**EXERCISE BRIEF:**
Review the material line by line. Identify and copy every line that contains the string "poate".

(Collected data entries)
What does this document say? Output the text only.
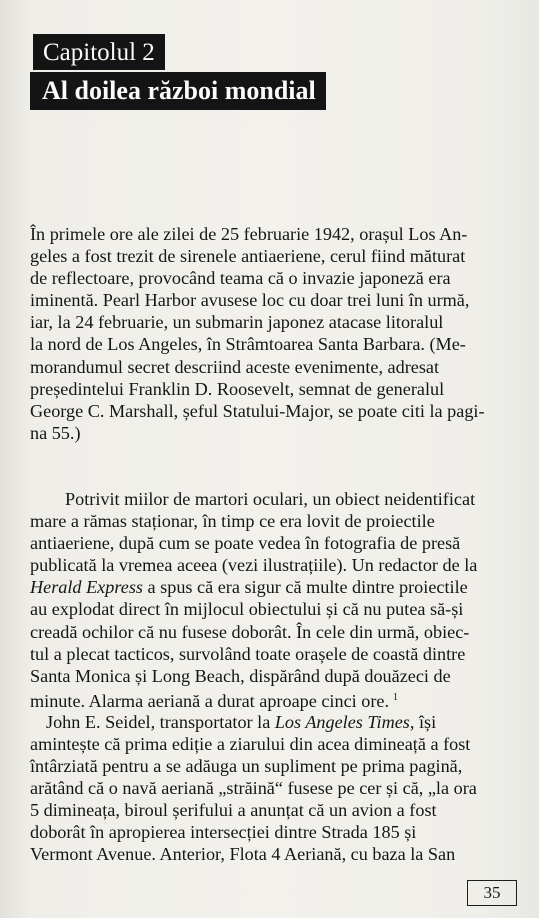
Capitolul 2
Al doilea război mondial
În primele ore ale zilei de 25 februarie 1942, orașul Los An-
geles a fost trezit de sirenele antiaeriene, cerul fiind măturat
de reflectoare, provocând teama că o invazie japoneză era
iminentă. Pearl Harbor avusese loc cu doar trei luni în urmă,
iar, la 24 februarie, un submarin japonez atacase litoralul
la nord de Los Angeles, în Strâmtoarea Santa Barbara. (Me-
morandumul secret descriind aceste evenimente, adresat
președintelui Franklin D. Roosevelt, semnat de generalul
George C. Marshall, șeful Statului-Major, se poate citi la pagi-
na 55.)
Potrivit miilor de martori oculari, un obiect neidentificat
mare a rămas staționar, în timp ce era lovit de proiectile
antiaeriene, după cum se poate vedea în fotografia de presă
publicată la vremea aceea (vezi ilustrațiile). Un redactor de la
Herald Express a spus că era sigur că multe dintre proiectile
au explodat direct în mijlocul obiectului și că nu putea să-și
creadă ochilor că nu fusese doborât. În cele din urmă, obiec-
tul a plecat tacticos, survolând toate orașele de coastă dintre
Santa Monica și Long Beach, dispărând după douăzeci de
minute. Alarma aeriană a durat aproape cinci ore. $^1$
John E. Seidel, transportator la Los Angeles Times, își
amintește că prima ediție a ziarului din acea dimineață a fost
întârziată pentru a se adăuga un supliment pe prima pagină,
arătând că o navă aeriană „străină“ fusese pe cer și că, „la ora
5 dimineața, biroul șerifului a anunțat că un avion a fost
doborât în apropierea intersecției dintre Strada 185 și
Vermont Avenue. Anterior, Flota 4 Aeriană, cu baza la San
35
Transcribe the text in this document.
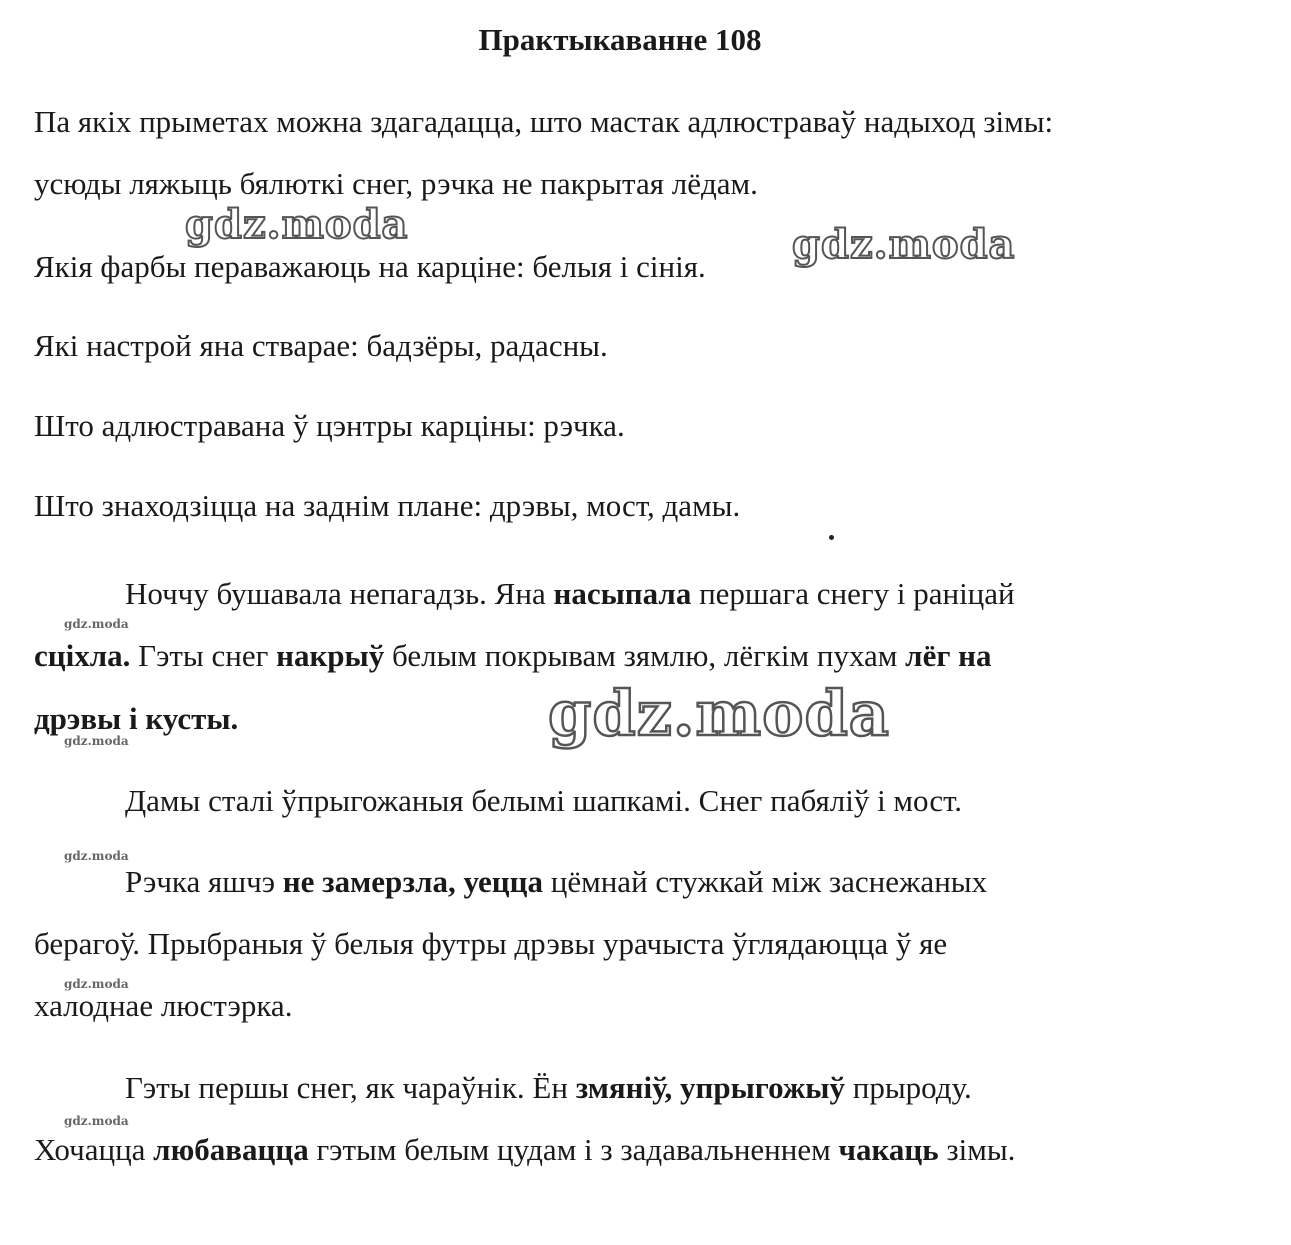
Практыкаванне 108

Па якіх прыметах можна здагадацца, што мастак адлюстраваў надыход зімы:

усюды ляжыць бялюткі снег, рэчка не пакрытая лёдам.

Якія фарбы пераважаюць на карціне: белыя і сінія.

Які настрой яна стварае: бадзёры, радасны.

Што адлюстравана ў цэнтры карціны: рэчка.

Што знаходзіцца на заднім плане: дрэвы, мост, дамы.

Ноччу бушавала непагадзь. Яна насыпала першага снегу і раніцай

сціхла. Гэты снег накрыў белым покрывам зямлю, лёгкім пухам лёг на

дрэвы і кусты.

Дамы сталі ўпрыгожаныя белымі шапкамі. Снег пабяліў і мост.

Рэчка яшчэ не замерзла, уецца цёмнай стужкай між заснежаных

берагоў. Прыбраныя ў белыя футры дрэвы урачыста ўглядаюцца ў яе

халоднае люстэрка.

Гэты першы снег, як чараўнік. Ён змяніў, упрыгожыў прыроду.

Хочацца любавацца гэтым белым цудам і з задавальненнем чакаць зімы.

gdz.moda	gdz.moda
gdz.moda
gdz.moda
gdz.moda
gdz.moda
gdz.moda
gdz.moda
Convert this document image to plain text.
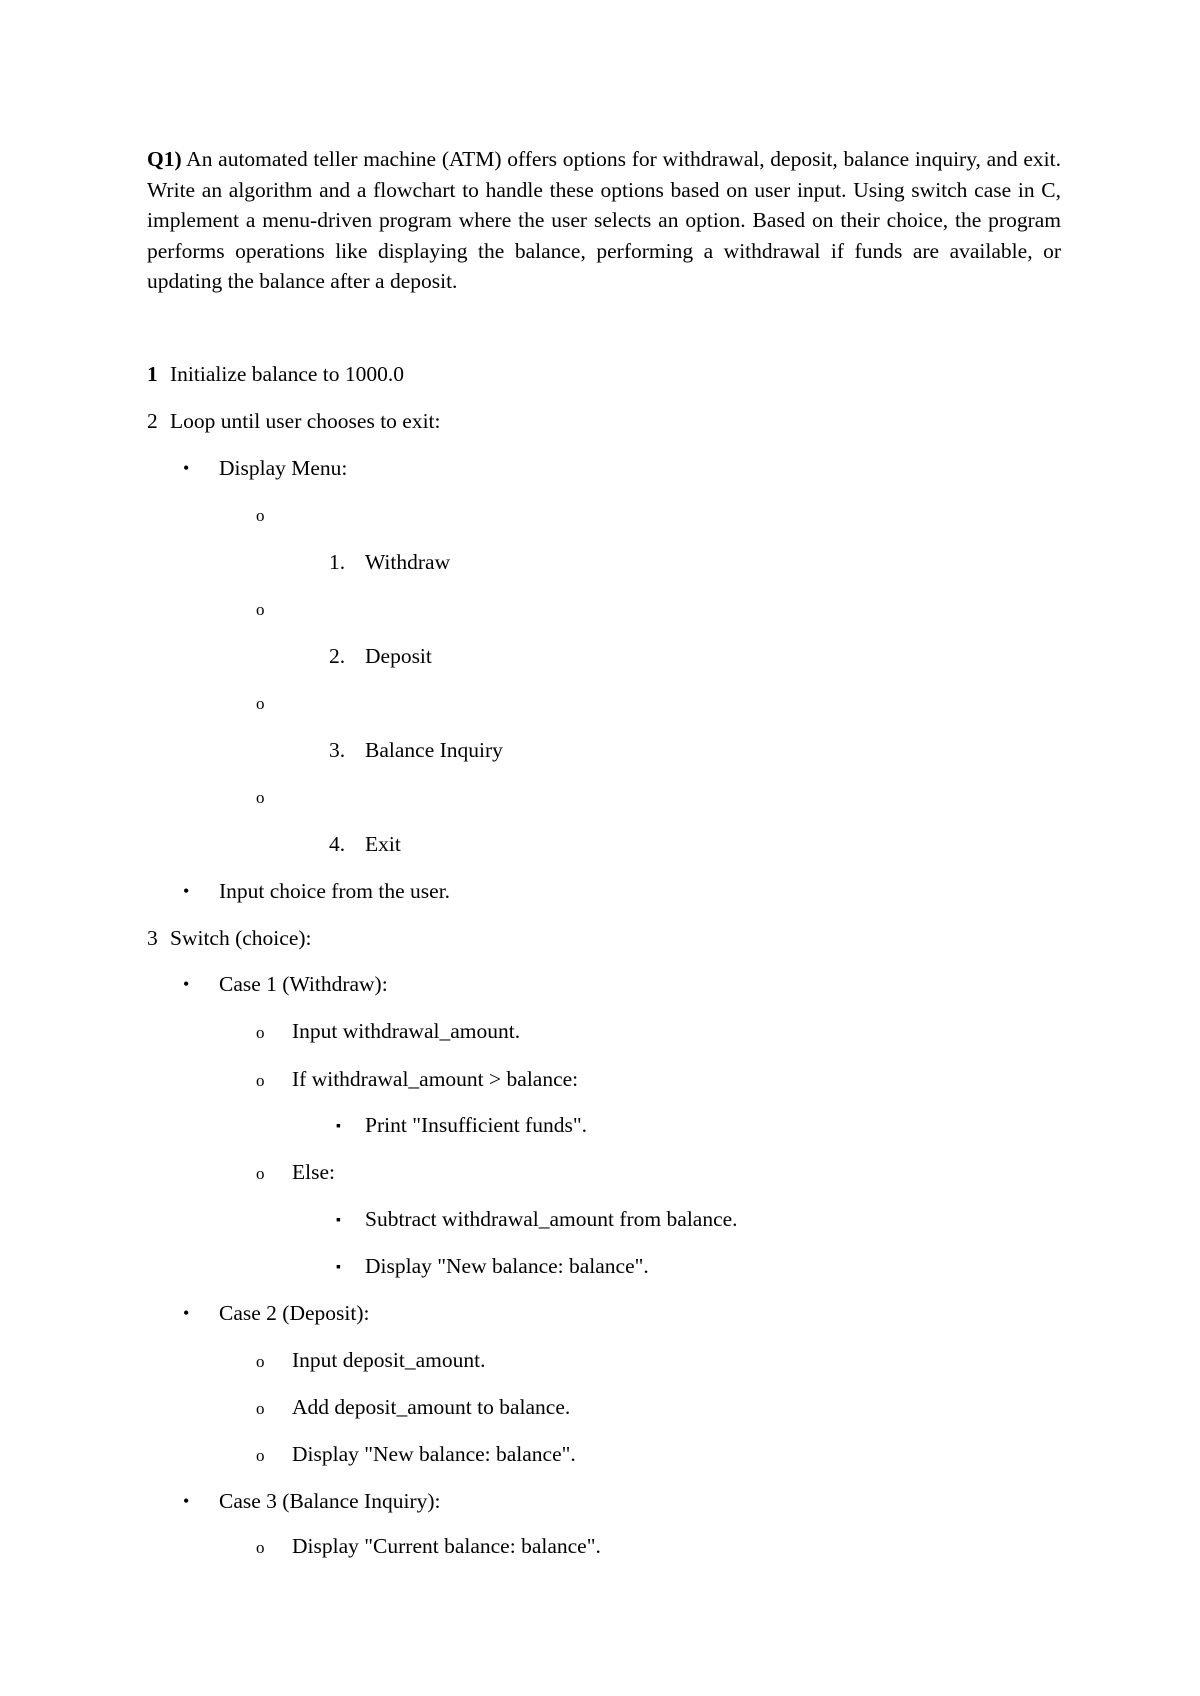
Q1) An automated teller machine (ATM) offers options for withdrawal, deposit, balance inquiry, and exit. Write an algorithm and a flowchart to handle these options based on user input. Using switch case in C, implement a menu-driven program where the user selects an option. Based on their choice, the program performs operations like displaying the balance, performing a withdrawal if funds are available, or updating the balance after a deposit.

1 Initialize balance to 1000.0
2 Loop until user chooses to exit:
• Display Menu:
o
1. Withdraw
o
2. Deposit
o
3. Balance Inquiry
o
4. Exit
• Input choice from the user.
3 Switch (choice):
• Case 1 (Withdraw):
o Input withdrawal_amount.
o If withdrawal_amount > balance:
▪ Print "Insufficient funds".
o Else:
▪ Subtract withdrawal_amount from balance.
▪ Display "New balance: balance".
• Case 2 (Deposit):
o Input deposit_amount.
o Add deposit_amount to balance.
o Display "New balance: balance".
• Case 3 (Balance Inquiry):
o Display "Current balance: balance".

**FULL ANSWER:**
George C. Marshall, șeful Statului-Major, se poate citi la pagi-
antiaeriene, după cum se poate vedea în fotografia de presă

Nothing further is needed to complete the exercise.